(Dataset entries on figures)
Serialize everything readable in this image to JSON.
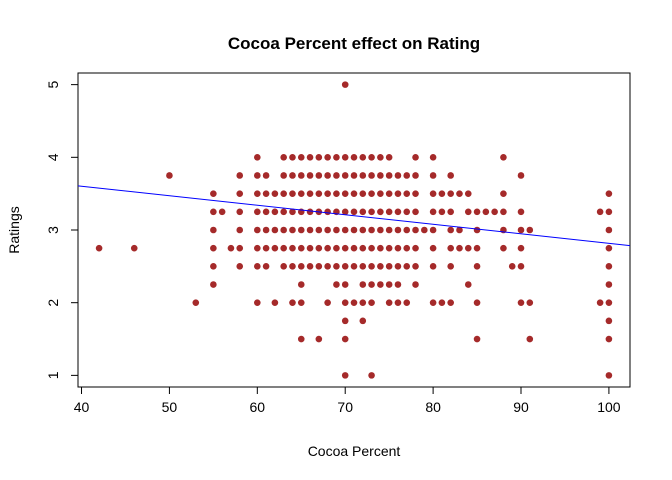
{
  "chart_data": {
    "type": "scatter",
    "title": "Cocoa Percent effect on Rating",
    "xlabel": "Cocoa Percent",
    "ylabel": "Ratings",
    "xlim": [
      39.6,
      102.4
    ],
    "ylim": [
      0.84,
      5.16
    ],
    "x_ticks": [
      40,
      50,
      60,
      70,
      80,
      90,
      100
    ],
    "y_ticks": [
      1,
      2,
      3,
      4,
      5
    ],
    "x_tick_labels": [
      "40",
      "50",
      "60",
      "70",
      "80",
      "90",
      "100"
    ],
    "y_tick_labels": [
      "1",
      "2",
      "3",
      "4",
      "5"
    ],
    "grid": false,
    "point_color": "#A52A2A",
    "trend_line_color": "#0000FF",
    "trend_line": {
      "intercept": 4.1258,
      "slope": -0.01309
    },
    "series": [
      {
        "points": [
          [
            42,
            2.75
          ],
          [
            46,
            2.75
          ],
          [
            50,
            3.75
          ],
          [
            53,
            2
          ],
          [
            55,
            3.5
          ],
          [
            55,
            3.25
          ],
          [
            55,
            3
          ],
          [
            55,
            2.75
          ],
          [
            55,
            2.5
          ],
          [
            55,
            2.25
          ],
          [
            56,
            3.25
          ],
          [
            57,
            2.75
          ],
          [
            58,
            3.75
          ],
          [
            58,
            3.5
          ],
          [
            58,
            3.25
          ],
          [
            58,
            3
          ],
          [
            58,
            2.75
          ],
          [
            58,
            2.5
          ],
          [
            60,
            4
          ],
          [
            60,
            3.75
          ],
          [
            60,
            3.5
          ],
          [
            60,
            3.25
          ],
          [
            60,
            3
          ],
          [
            60,
            2.75
          ],
          [
            60,
            2.5
          ],
          [
            60,
            2
          ],
          [
            61,
            3.75
          ],
          [
            61,
            3.5
          ],
          [
            61,
            3.25
          ],
          [
            61,
            3
          ],
          [
            61,
            2.75
          ],
          [
            61,
            2.5
          ],
          [
            62,
            3.5
          ],
          [
            62,
            3.25
          ],
          [
            62,
            3
          ],
          [
            62,
            2.75
          ],
          [
            62,
            2
          ],
          [
            63,
            4
          ],
          [
            63,
            3.75
          ],
          [
            63,
            3.5
          ],
          [
            63,
            3.25
          ],
          [
            63,
            3
          ],
          [
            63,
            2.75
          ],
          [
            63,
            2.5
          ],
          [
            64,
            4
          ],
          [
            64,
            3.75
          ],
          [
            64,
            3.5
          ],
          [
            64,
            3.25
          ],
          [
            64,
            3
          ],
          [
            64,
            2.75
          ],
          [
            64,
            2.5
          ],
          [
            64,
            2
          ],
          [
            65,
            4
          ],
          [
            65,
            3.75
          ],
          [
            65,
            3.5
          ],
          [
            65,
            3.25
          ],
          [
            65,
            3
          ],
          [
            65,
            2.75
          ],
          [
            65,
            2.5
          ],
          [
            65,
            2.25
          ],
          [
            65,
            2
          ],
          [
            65,
            1.5
          ],
          [
            66,
            4
          ],
          [
            66,
            3.75
          ],
          [
            66,
            3.5
          ],
          [
            66,
            3.25
          ],
          [
            66,
            3
          ],
          [
            66,
            2.75
          ],
          [
            66,
            2.5
          ],
          [
            67,
            4
          ],
          [
            67,
            3.75
          ],
          [
            67,
            3.5
          ],
          [
            67,
            3.25
          ],
          [
            67,
            3
          ],
          [
            67,
            2.75
          ],
          [
            67,
            2.5
          ],
          [
            67,
            1.5
          ],
          [
            68,
            4
          ],
          [
            68,
            3.75
          ],
          [
            68,
            3.5
          ],
          [
            68,
            3.25
          ],
          [
            68,
            3
          ],
          [
            68,
            2.75
          ],
          [
            68,
            2.5
          ],
          [
            68,
            2
          ],
          [
            69,
            4
          ],
          [
            69,
            3.75
          ],
          [
            69,
            3.5
          ],
          [
            69,
            3.25
          ],
          [
            69,
            3
          ],
          [
            69,
            2.75
          ],
          [
            69,
            2.5
          ],
          [
            69,
            2.25
          ],
          [
            70,
            5
          ],
          [
            70,
            4
          ],
          [
            70,
            3.75
          ],
          [
            70,
            3.5
          ],
          [
            70,
            3.25
          ],
          [
            70,
            3
          ],
          [
            70,
            2.75
          ],
          [
            70,
            2.5
          ],
          [
            70,
            2.25
          ],
          [
            70,
            2
          ],
          [
            70,
            1.75
          ],
          [
            70,
            1.5
          ],
          [
            70,
            1
          ],
          [
            71,
            4
          ],
          [
            71,
            3.75
          ],
          [
            71,
            3.5
          ],
          [
            71,
            3.25
          ],
          [
            71,
            3
          ],
          [
            71,
            2.75
          ],
          [
            71,
            2.5
          ],
          [
            71,
            2
          ],
          [
            72,
            4
          ],
          [
            72,
            3.75
          ],
          [
            72,
            3.5
          ],
          [
            72,
            3.25
          ],
          [
            72,
            3
          ],
          [
            72,
            2.75
          ],
          [
            72,
            2.5
          ],
          [
            72,
            2.25
          ],
          [
            72,
            2
          ],
          [
            72,
            1.75
          ],
          [
            73,
            4
          ],
          [
            73,
            3.75
          ],
          [
            73,
            3.5
          ],
          [
            73,
            3.25
          ],
          [
            73,
            3
          ],
          [
            73,
            2.75
          ],
          [
            73,
            2.5
          ],
          [
            73,
            2.25
          ],
          [
            73,
            2
          ],
          [
            73,
            1
          ],
          [
            74,
            4
          ],
          [
            74,
            3.75
          ],
          [
            74,
            3.5
          ],
          [
            74,
            3.25
          ],
          [
            74,
            3
          ],
          [
            74,
            2.75
          ],
          [
            74,
            2.5
          ],
          [
            74,
            2.25
          ],
          [
            75,
            4
          ],
          [
            75,
            3.75
          ],
          [
            75,
            3.5
          ],
          [
            75,
            3.25
          ],
          [
            75,
            3
          ],
          [
            75,
            2.75
          ],
          [
            75,
            2.5
          ],
          [
            75,
            2.25
          ],
          [
            75,
            2
          ],
          [
            76,
            3.75
          ],
          [
            76,
            3.5
          ],
          [
            76,
            3.25
          ],
          [
            76,
            3
          ],
          [
            76,
            2.75
          ],
          [
            76,
            2.5
          ],
          [
            76,
            2.25
          ],
          [
            76,
            2
          ],
          [
            77,
            3.75
          ],
          [
            77,
            3.5
          ],
          [
            77,
            3.25
          ],
          [
            77,
            3
          ],
          [
            77,
            2.75
          ],
          [
            77,
            2.5
          ],
          [
            77,
            2
          ],
          [
            78,
            4
          ],
          [
            78,
            3.75
          ],
          [
            78,
            3.5
          ],
          [
            78,
            3.25
          ],
          [
            78,
            3
          ],
          [
            78,
            2.75
          ],
          [
            78,
            2.5
          ],
          [
            78,
            2.25
          ],
          [
            79,
            3
          ],
          [
            80,
            4
          ],
          [
            80,
            3.75
          ],
          [
            80,
            3.5
          ],
          [
            80,
            3.25
          ],
          [
            80,
            3
          ],
          [
            80,
            2.75
          ],
          [
            80,
            2.5
          ],
          [
            80,
            2
          ],
          [
            81,
            3.5
          ],
          [
            81,
            3.25
          ],
          [
            81,
            2
          ],
          [
            82,
            3.75
          ],
          [
            82,
            3.5
          ],
          [
            82,
            3.25
          ],
          [
            82,
            3
          ],
          [
            82,
            2.75
          ],
          [
            82,
            2.5
          ],
          [
            82,
            2
          ],
          [
            83,
            3.5
          ],
          [
            83,
            3
          ],
          [
            83,
            2.75
          ],
          [
            84,
            3.5
          ],
          [
            84,
            3.25
          ],
          [
            84,
            2.75
          ],
          [
            84,
            2.25
          ],
          [
            85,
            3.25
          ],
          [
            85,
            3
          ],
          [
            85,
            2.75
          ],
          [
            85,
            2.5
          ],
          [
            85,
            2
          ],
          [
            85,
            1.5
          ],
          [
            86,
            3.25
          ],
          [
            87,
            3.25
          ],
          [
            88,
            4
          ],
          [
            88,
            3.5
          ],
          [
            88,
            3.25
          ],
          [
            88,
            3
          ],
          [
            88,
            2.75
          ],
          [
            89,
            2.5
          ],
          [
            90,
            3.75
          ],
          [
            90,
            3.25
          ],
          [
            90,
            3
          ],
          [
            90,
            2.75
          ],
          [
            90,
            2.5
          ],
          [
            90,
            2
          ],
          [
            91,
            3
          ],
          [
            91,
            2
          ],
          [
            91,
            1.5
          ],
          [
            99,
            3.25
          ],
          [
            99,
            2
          ],
          [
            100,
            3.5
          ],
          [
            100,
            3.25
          ],
          [
            100,
            3
          ],
          [
            100,
            2.75
          ],
          [
            100,
            2.5
          ],
          [
            100,
            2.25
          ],
          [
            100,
            2
          ],
          [
            100,
            1.75
          ],
          [
            100,
            1.5
          ],
          [
            100,
            1
          ]
        ]
      }
    ]
  }
}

**Directions**
Identify how many lines in the entries above include the string "Cocoa", then state that number alone.

**Output of the exercise**
2